---------- SUPPLIED DATA

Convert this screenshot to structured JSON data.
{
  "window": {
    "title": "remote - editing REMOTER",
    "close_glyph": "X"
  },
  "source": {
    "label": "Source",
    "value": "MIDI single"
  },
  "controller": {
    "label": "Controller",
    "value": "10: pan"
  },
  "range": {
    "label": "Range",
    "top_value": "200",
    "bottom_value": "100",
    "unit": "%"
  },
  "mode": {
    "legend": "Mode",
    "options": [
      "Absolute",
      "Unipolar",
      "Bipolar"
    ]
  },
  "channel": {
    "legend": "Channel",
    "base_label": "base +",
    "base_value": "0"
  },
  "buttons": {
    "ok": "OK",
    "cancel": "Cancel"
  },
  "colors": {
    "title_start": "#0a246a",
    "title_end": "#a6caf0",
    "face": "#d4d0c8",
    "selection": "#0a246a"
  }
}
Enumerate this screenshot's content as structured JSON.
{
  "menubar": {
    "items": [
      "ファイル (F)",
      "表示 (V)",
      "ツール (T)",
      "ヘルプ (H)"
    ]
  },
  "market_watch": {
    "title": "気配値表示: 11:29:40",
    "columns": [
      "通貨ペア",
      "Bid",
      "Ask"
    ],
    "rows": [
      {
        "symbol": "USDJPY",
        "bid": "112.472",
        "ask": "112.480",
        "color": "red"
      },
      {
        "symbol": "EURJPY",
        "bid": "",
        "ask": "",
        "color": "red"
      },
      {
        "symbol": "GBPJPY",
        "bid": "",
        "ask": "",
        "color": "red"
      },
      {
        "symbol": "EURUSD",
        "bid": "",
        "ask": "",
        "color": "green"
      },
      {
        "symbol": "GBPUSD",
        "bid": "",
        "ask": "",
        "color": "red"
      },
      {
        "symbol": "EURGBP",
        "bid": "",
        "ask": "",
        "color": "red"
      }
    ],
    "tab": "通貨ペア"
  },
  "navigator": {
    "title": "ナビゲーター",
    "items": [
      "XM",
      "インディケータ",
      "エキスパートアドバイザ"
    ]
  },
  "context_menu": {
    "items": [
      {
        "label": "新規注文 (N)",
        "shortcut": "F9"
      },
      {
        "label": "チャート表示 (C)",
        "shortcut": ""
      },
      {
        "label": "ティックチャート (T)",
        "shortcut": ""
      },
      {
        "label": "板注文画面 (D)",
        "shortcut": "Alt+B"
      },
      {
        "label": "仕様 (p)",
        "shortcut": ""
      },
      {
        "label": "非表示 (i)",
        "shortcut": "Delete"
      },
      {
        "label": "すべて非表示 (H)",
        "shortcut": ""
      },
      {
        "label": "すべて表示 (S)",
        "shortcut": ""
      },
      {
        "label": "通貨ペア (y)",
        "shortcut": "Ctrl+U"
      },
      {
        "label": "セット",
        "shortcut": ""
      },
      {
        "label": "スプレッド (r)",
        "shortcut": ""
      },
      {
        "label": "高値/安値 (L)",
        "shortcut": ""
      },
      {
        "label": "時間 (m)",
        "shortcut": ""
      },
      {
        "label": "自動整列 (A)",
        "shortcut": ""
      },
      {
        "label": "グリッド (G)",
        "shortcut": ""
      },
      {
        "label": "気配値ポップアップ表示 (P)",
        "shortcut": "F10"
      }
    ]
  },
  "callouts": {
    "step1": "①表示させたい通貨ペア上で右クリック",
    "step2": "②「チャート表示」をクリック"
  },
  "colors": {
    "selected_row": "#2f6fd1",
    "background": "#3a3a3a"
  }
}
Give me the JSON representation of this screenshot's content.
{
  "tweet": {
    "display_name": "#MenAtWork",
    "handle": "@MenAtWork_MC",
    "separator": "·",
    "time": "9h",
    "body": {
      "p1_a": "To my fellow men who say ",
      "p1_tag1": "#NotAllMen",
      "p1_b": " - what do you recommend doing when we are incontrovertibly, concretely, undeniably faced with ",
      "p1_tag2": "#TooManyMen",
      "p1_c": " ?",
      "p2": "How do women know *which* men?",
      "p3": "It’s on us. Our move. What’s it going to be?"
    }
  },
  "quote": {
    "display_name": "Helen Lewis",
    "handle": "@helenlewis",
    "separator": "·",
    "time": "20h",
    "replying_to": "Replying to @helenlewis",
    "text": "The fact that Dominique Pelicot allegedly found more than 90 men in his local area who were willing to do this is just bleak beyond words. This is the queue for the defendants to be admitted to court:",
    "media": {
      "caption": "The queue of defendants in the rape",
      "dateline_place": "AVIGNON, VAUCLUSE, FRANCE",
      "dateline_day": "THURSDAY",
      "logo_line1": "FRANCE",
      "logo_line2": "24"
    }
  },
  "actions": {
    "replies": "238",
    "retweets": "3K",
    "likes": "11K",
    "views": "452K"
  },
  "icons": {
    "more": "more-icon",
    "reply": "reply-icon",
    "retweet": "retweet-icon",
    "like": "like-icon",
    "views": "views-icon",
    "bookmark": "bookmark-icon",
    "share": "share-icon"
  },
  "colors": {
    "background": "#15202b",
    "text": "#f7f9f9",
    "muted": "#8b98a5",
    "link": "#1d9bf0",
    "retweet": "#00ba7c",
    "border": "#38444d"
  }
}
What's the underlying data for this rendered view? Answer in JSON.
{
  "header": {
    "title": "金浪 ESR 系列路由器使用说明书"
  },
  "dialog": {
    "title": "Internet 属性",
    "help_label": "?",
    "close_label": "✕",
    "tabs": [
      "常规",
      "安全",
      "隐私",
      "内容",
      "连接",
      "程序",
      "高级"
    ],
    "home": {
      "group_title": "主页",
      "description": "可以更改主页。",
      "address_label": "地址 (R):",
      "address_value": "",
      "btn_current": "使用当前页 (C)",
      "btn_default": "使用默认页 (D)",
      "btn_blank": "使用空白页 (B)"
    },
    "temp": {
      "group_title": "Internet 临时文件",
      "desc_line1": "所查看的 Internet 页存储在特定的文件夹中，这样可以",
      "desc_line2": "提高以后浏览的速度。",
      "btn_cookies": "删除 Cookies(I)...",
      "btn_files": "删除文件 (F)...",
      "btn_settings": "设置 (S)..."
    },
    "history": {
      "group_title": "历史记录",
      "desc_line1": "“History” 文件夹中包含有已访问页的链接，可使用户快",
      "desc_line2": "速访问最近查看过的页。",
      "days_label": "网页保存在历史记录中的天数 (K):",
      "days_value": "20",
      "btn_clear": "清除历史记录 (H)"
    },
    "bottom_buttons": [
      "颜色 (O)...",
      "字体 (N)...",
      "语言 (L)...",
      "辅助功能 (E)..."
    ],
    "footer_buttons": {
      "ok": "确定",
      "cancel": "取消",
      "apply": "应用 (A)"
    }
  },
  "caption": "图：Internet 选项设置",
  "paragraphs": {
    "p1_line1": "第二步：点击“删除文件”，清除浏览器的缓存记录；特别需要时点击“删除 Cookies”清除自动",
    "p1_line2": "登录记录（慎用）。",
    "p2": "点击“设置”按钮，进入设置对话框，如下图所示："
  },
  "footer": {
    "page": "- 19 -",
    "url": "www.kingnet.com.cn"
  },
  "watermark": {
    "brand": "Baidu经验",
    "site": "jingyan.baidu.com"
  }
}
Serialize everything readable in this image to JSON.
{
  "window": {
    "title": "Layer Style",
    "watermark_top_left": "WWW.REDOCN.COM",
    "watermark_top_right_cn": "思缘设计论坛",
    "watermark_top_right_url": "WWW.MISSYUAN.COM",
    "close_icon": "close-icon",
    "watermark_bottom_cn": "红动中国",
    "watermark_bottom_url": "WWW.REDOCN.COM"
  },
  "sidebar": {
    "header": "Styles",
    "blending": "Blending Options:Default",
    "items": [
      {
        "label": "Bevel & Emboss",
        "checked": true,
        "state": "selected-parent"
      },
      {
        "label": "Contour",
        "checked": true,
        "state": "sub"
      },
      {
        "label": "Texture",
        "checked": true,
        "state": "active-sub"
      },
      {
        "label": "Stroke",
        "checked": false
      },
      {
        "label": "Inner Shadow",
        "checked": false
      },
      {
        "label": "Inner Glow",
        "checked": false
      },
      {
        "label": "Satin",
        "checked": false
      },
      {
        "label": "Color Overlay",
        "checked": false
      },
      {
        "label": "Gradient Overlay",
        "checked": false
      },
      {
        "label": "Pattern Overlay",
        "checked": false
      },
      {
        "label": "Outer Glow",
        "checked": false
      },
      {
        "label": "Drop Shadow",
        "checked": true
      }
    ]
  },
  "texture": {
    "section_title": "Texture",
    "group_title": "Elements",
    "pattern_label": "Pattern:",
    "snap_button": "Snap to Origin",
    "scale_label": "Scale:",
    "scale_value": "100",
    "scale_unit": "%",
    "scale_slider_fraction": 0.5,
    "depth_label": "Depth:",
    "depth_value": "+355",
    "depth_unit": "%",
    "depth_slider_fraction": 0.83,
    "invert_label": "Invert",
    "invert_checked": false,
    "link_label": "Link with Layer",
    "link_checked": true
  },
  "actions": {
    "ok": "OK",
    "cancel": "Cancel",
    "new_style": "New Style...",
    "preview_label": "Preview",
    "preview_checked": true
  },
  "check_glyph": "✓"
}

--------------------

**EXERCISE INSTRUCTIONS:** Find the word "content" in the material, then list each line that holds it.

**EXERCISE ANSWER:**
Enumerate this screenshot's content as structured JSON.
Give me the JSON representation of this screenshot's content.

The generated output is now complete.